Problem to solve –
Repeat the material exactly, leaving nothing out.

Input records –

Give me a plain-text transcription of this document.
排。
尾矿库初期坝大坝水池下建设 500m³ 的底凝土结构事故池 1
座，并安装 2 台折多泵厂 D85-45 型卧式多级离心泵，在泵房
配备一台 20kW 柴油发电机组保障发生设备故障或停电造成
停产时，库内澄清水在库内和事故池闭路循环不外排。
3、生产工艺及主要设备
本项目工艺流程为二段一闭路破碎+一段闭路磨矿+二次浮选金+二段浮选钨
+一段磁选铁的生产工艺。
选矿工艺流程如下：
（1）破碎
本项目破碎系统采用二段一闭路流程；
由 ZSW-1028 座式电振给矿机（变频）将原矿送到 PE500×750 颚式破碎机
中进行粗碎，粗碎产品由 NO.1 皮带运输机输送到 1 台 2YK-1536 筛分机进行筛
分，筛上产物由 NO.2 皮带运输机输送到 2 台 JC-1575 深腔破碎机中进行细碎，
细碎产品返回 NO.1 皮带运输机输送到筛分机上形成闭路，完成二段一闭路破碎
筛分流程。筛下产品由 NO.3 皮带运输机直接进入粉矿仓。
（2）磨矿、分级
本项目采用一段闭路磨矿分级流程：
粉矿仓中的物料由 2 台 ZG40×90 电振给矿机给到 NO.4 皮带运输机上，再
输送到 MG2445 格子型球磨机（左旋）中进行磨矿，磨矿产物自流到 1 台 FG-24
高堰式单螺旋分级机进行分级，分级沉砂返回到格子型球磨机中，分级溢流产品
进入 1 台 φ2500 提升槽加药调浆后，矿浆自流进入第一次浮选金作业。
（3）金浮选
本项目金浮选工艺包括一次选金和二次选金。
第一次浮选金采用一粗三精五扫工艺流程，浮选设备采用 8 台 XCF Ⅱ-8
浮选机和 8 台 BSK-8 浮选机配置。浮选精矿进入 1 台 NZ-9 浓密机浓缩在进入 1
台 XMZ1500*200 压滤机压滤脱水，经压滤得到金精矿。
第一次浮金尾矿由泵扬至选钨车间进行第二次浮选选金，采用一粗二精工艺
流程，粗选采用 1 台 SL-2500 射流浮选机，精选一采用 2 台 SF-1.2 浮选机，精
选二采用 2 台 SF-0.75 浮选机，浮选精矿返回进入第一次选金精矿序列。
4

Correct output –
Give me a plain-text transcription of this document.
排。
尾矿库初期坝大坝水池下建设 500m³ 的底凝土结构事故池 1
座，并安装 2 台折多泵厂 D85-45 型卧式多级离心泵，在泵房
配备一台 20kW 柴油发电机组保障发生设备故障或停电造成
停产时，库内澄清水在库内和事故池闭路循环不外排。
3、生产工艺及主要设备
本项目工艺流程为二段一闭路破碎+一段闭路磨矿+二次浮选金+二段浮选钨
+一段磁选铁的生产工艺。
选矿工艺流程如下：
（1）破碎
本项目破碎系统采用二段一闭路流程；
由 ZSW-1028 座式电振给矿机（变频）将原矿送到 PE500×750 颚式破碎机
中进行粗碎，粗碎产品由 NO.1 皮带运输机输送到 1 台 2YK-1536 筛分机进行筛
分，筛上产物由 NO.2 皮带运输机输送到 2 台 JC-1575 深腔破碎机中进行细碎，
细碎产品返回 NO.1 皮带运输机输送到筛分机上形成闭路，完成二段一闭路破碎
筛分流程。筛下产品由 NO.3 皮带运输机直接进入粉矿仓。
（2）磨矿、分级
本项目采用一段闭路磨矿分级流程：
粉矿仓中的物料由 2 台 ZG40×90 电振给矿机给到 NO.4 皮带运输机上，再
输送到 MG2445 格子型球磨机（左旋）中进行磨矿，磨矿产物自流到 1 台 FG-24
高堰式单螺旋分级机进行分级，分级沉砂返回到格子型球磨机中，分级溢流产品
进入 1 台 φ2500 提升槽加药调浆后，矿浆自流进入第一次浮选金作业。
（3）金浮选
本项目金浮选工艺包括一次选金和二次选金。
第一次浮选金采用一粗三精五扫工艺流程，浮选设备采用 8 台 XCF Ⅱ-8
浮选机和 8 台 BSK-8 浮选机配置。浮选精矿进入 1 台 NZ-9 浓密机浓缩在进入 1
台 XMZ1500*200 压滤机压滤脱水，经压滤得到金精矿。
第一次浮金尾矿由泵扬至选钨车间进行第二次浮选选金，采用一粗二精工艺
流程，粗选采用 1 台 SL-2500 射流浮选机，精选一采用 2 台 SF-1.2 浮选机，精
选二采用 2 台 SF-0.75 浮选机，浮选精矿返回进入第一次选金精矿序列。
4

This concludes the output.